■ WHAT YOU SHOULD DO
Copy every line with the string "stories" in it.

⁂

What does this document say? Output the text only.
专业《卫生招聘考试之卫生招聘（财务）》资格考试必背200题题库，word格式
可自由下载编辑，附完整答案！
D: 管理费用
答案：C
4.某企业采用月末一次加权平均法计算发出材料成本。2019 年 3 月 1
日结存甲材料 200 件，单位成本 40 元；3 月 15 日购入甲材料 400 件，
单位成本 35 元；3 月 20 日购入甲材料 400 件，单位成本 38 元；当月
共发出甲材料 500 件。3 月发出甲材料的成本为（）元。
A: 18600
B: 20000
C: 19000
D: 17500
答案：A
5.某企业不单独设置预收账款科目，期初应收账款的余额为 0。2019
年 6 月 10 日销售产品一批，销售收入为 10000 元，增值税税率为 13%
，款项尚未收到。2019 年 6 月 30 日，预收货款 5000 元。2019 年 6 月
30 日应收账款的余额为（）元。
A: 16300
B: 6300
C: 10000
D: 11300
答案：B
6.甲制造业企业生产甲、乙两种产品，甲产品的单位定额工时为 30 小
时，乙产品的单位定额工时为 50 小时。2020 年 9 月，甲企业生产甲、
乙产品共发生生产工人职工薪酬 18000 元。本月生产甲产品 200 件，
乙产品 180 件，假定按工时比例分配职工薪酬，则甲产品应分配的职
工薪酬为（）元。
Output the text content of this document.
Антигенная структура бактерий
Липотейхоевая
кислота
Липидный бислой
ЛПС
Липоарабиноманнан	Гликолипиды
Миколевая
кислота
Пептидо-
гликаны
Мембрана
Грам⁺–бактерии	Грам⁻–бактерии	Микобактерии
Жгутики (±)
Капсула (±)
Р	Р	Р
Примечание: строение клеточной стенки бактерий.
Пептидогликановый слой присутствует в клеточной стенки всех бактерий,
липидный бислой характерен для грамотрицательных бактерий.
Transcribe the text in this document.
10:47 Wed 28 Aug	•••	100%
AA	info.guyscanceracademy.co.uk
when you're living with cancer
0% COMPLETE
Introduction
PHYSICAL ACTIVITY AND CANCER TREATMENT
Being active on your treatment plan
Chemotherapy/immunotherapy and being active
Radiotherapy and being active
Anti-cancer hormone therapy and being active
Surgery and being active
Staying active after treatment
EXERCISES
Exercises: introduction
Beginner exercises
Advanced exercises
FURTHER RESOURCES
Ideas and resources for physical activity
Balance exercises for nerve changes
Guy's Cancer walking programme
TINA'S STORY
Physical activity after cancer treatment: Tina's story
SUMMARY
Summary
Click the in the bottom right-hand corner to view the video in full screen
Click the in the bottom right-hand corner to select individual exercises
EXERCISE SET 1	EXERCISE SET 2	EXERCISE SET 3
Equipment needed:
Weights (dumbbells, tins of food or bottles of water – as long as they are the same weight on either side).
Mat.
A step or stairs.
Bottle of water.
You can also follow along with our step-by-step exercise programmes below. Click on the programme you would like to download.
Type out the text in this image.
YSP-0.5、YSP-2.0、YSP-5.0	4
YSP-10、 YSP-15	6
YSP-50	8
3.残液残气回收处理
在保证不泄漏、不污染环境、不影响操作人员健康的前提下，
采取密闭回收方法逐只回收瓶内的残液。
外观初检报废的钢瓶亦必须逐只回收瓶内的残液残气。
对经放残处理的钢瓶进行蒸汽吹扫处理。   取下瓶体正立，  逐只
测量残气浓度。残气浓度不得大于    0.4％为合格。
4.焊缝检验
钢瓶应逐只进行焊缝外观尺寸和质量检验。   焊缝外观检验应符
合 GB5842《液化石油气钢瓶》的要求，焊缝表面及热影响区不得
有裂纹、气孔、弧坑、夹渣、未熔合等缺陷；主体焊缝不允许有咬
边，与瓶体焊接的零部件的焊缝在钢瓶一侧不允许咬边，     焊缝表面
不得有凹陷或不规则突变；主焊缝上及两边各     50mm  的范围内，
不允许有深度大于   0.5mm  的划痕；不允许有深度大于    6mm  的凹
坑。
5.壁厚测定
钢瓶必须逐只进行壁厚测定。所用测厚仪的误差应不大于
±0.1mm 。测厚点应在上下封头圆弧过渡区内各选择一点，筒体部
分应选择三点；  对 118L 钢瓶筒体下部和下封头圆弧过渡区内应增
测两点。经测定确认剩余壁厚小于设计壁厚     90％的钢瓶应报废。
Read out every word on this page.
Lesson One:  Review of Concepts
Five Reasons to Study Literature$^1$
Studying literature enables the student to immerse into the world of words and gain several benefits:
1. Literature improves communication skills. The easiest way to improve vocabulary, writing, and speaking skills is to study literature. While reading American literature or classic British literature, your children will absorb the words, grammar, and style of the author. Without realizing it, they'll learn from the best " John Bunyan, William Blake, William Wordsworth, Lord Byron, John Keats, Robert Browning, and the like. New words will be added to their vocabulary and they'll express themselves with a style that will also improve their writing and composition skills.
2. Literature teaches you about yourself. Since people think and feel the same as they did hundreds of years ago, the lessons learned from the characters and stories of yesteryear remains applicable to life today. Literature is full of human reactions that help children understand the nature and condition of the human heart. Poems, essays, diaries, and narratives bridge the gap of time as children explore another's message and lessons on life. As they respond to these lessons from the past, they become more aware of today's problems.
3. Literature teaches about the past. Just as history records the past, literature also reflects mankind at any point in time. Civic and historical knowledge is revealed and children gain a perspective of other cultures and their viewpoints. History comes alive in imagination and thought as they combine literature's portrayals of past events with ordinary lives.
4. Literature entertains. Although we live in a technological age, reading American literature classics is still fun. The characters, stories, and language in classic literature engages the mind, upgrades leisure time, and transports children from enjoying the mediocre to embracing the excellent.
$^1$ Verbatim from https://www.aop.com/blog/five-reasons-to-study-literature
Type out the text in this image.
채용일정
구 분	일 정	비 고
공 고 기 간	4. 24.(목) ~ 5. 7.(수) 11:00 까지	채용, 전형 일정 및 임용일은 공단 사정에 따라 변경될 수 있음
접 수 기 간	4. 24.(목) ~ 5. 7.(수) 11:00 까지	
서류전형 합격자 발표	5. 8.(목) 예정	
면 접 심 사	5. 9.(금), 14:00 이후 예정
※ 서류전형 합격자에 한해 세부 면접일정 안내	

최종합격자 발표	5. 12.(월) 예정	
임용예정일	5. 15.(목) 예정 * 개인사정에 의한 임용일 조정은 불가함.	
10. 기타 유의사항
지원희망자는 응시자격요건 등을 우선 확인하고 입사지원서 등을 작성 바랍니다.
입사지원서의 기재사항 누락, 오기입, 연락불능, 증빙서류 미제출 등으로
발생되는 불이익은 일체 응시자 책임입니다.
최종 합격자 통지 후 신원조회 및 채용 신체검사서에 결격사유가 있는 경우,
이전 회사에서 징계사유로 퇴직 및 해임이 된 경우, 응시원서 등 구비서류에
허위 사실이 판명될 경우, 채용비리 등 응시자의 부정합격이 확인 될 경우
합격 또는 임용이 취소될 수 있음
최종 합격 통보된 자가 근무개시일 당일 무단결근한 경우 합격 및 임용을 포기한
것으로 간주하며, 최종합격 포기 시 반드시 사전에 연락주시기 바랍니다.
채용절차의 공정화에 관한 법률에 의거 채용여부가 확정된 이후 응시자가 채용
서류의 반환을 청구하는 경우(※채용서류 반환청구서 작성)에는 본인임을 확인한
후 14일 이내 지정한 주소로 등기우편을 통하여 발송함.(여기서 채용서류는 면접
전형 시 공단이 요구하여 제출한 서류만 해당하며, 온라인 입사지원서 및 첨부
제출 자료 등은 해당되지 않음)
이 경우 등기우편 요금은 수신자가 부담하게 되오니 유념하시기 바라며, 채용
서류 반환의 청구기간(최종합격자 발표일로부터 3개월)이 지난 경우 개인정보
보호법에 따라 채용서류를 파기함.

⁂

■ RESULT FOR THIS TASK
2. Literature teaches you about yourself. Since people think and feel the same as they did hundreds of years ago, the lessons learned from the characters and stories of yesteryear remains applicable to life today. Literature is full of human reactions that help children understand the nature and condition of the human heart. Poems, essays, diaries, and narratives bridge the gap of time as children explore another's message and lessons on life. As they respond to these lessons from the past, they become more aware of today's problems.
4. Literature entertains. Although we live in a technological age, reading American literature classics is still fun. The characters, stories, and language in classic literature engages the mind, upgrades leisure time, and transports children from enjoying the mediocre to embracing the excellent.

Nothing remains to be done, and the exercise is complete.